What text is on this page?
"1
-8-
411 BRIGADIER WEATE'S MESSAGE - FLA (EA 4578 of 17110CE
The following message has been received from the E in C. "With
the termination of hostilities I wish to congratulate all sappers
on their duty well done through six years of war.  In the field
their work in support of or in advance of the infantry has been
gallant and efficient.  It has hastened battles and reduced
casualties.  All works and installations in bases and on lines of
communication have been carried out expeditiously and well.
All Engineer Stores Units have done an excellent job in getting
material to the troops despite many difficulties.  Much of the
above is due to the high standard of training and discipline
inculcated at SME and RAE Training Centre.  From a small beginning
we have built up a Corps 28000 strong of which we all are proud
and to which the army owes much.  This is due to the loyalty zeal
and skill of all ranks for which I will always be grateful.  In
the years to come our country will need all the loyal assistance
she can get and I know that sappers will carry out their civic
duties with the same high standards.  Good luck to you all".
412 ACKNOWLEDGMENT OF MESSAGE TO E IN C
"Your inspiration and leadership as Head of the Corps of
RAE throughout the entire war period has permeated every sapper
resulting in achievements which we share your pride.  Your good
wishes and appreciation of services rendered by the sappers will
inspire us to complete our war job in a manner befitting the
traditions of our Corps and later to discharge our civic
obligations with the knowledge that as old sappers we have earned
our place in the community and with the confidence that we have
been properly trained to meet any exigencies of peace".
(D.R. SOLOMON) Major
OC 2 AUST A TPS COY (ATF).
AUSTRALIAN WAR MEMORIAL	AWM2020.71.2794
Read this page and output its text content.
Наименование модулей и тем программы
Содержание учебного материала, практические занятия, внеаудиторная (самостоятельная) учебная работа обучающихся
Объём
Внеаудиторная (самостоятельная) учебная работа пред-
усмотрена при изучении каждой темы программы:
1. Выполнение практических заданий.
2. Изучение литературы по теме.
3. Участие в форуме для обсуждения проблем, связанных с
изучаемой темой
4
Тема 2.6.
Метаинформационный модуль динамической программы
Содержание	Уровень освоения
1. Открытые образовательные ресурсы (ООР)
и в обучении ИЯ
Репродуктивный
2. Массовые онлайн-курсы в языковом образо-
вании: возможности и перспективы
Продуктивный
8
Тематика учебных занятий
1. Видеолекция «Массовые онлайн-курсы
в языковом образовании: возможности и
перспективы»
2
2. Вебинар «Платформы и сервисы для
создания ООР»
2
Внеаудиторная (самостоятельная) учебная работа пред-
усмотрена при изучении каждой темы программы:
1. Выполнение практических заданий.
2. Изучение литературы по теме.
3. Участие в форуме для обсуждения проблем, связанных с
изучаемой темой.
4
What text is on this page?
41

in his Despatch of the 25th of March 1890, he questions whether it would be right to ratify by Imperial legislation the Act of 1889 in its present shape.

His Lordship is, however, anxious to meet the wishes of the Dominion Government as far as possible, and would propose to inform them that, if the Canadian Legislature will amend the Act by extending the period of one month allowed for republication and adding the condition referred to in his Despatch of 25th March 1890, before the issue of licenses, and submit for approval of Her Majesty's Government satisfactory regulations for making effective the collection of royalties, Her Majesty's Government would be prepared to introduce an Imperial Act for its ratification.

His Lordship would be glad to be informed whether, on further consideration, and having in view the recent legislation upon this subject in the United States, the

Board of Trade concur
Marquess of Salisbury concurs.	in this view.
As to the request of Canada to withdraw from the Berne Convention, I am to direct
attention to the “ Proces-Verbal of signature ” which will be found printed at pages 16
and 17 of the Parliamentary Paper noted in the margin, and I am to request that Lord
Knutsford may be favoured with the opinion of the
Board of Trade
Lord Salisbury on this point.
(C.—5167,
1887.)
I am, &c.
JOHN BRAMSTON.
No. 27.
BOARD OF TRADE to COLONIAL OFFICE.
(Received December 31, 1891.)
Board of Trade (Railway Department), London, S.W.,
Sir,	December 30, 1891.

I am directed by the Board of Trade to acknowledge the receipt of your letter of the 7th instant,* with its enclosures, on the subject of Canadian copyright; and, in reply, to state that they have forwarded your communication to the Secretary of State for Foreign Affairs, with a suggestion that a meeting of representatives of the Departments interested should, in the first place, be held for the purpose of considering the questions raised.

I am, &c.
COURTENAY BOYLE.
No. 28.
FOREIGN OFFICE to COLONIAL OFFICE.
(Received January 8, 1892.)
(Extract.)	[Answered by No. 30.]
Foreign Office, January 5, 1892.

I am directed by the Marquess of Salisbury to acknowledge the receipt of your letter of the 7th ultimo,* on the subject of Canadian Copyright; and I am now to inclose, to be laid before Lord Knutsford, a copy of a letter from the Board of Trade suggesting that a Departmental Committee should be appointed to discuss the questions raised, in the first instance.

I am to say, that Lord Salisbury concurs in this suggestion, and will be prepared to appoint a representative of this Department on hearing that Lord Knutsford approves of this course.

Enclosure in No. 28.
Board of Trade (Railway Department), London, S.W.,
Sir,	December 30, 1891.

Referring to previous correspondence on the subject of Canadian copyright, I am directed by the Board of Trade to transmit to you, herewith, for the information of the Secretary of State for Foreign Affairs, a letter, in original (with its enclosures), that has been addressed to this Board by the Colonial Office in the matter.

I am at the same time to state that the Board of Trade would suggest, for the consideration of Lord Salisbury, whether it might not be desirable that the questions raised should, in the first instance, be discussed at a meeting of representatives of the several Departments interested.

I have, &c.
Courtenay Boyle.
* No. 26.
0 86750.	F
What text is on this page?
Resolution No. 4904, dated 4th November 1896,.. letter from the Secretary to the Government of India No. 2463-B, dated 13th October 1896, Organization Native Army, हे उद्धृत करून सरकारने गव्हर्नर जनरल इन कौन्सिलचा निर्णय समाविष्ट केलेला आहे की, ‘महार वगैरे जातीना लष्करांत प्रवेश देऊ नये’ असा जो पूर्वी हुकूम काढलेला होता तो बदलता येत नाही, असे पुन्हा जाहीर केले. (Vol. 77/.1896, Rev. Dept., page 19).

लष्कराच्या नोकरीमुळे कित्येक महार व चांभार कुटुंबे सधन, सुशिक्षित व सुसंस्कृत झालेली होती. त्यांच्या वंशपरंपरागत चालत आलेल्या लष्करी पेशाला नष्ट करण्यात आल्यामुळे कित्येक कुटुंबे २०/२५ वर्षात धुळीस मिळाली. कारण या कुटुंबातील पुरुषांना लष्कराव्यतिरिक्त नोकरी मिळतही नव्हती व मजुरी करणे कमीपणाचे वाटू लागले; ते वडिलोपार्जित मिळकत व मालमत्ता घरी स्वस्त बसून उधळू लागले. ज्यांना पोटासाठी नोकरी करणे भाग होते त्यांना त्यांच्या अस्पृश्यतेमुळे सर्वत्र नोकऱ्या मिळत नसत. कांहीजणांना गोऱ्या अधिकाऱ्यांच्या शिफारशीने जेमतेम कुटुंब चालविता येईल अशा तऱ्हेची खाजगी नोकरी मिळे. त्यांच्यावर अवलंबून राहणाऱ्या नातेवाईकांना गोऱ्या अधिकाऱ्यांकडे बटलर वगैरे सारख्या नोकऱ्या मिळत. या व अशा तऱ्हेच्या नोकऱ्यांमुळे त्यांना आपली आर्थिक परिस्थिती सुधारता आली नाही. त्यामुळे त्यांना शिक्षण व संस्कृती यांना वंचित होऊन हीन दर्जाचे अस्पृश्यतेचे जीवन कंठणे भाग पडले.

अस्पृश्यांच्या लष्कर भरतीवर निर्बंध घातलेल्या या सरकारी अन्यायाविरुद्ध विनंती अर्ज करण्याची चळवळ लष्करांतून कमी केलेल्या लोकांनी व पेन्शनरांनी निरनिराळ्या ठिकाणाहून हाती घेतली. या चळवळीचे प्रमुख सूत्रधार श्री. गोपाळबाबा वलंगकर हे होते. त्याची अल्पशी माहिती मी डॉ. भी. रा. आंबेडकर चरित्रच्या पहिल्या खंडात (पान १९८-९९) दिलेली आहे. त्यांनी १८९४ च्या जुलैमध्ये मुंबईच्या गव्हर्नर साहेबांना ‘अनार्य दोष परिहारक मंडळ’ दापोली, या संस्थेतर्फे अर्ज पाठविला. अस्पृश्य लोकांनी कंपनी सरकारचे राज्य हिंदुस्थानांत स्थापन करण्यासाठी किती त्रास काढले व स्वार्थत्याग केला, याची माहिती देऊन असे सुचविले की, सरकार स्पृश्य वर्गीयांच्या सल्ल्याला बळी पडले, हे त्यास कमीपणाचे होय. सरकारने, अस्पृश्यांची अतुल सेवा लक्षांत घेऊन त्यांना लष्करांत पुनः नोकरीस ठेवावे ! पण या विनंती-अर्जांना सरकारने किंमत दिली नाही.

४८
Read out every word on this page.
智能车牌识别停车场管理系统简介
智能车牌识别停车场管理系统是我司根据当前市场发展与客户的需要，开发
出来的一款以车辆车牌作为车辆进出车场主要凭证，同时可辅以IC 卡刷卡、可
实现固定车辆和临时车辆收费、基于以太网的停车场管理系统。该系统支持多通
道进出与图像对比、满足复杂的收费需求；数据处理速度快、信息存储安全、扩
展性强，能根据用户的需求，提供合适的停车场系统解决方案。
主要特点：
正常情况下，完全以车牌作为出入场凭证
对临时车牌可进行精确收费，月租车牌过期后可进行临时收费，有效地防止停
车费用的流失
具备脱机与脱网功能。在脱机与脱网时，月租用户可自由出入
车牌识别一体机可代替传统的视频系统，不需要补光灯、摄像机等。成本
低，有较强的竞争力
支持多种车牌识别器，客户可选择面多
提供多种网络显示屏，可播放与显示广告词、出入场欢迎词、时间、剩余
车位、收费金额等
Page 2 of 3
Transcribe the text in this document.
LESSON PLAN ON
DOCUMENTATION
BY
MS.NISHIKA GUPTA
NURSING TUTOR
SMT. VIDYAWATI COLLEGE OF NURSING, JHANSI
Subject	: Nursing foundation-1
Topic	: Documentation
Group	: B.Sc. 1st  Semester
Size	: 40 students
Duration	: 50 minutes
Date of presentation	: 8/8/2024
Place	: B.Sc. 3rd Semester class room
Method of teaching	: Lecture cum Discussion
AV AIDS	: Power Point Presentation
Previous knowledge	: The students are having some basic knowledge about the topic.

○ ○ ○ ○ ○

> _EXERCISE AIM_: Find the string "meeting" in the listing and return every line that holds it.

> _THE REPLY_:
I am directed by the Board of Trade to acknowledge the receipt of your letter of the 7th instant,* with its enclosures, on the subject of Canadian copyright; and, in reply, to state that they have forwarded your communication to the Secretary of State for Foreign Affairs, with a suggestion that a meeting of representatives of the Departments interested should, in the first place, be held for the purpose of considering the questions raised.
I am at the same time to state that the Board of Trade would suggest, for the consideration of Lord Salisbury, whether it might not be desirable that the questions raised should, in the first instance, be discussed at a meeting of representatives of the several Departments interested.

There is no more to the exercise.